* BEGIN Supplied entries *

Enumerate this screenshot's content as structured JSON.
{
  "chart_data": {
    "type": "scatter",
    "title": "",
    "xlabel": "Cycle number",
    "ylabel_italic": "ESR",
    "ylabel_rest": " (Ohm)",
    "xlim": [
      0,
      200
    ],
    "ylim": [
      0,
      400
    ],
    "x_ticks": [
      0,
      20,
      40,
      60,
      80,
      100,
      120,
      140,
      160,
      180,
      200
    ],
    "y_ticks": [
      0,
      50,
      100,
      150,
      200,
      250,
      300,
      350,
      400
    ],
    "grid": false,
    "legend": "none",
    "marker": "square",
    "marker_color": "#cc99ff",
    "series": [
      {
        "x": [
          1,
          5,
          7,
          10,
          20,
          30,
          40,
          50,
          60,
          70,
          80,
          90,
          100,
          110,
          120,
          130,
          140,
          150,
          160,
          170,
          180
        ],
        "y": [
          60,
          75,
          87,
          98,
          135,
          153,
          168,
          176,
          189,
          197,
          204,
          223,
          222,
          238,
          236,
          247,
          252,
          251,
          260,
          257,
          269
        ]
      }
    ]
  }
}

* END Supplied entries *

Goal — Repeat the records above exactly, from the first line to the last.

Response for this exercise —
Enumerate this screenshot's content as structured JSON.
{
  "chart_data": {
    "type": "scatter",
    "title": "",
    "xlabel": "Cycle number",
    "ylabel_italic": "ESR",
    "ylabel_rest": " (Ohm)",
    "xlim": [
      0,
      200
    ],
    "ylim": [
      0,
      400
    ],
    "x_ticks": [
      0,
      20,
      40,
      60,
      80,
      100,
      120,
      140,
      160,
      180,
      200
    ],
    "y_ticks": [
      0,
      50,
      100,
      150,
      200,
      250,
      300,
      350,
      400
    ],
    "grid": false,
    "legend": "none",
    "marker": "square",
    "marker_color": "#cc99ff",
    "series": [
      {
        "x": [
          1,
          5,
          7,
          10,
          20,
          30,
          40,
          50,
          60,
          70,
          80,
          90,
          100,
          110,
          120,
          130,
          140,
          150,
          160,
          170,
          180
        ],
        "y": [
          60,
          75,
          87,
          98,
          135,
          153,
          168,
          176,
          189,
          197,
          204,
          223,
          222,
          238,
          236,
          247,
          252,
          251,
          260,
          257,
          269
        ]
      }
    ]
  }
}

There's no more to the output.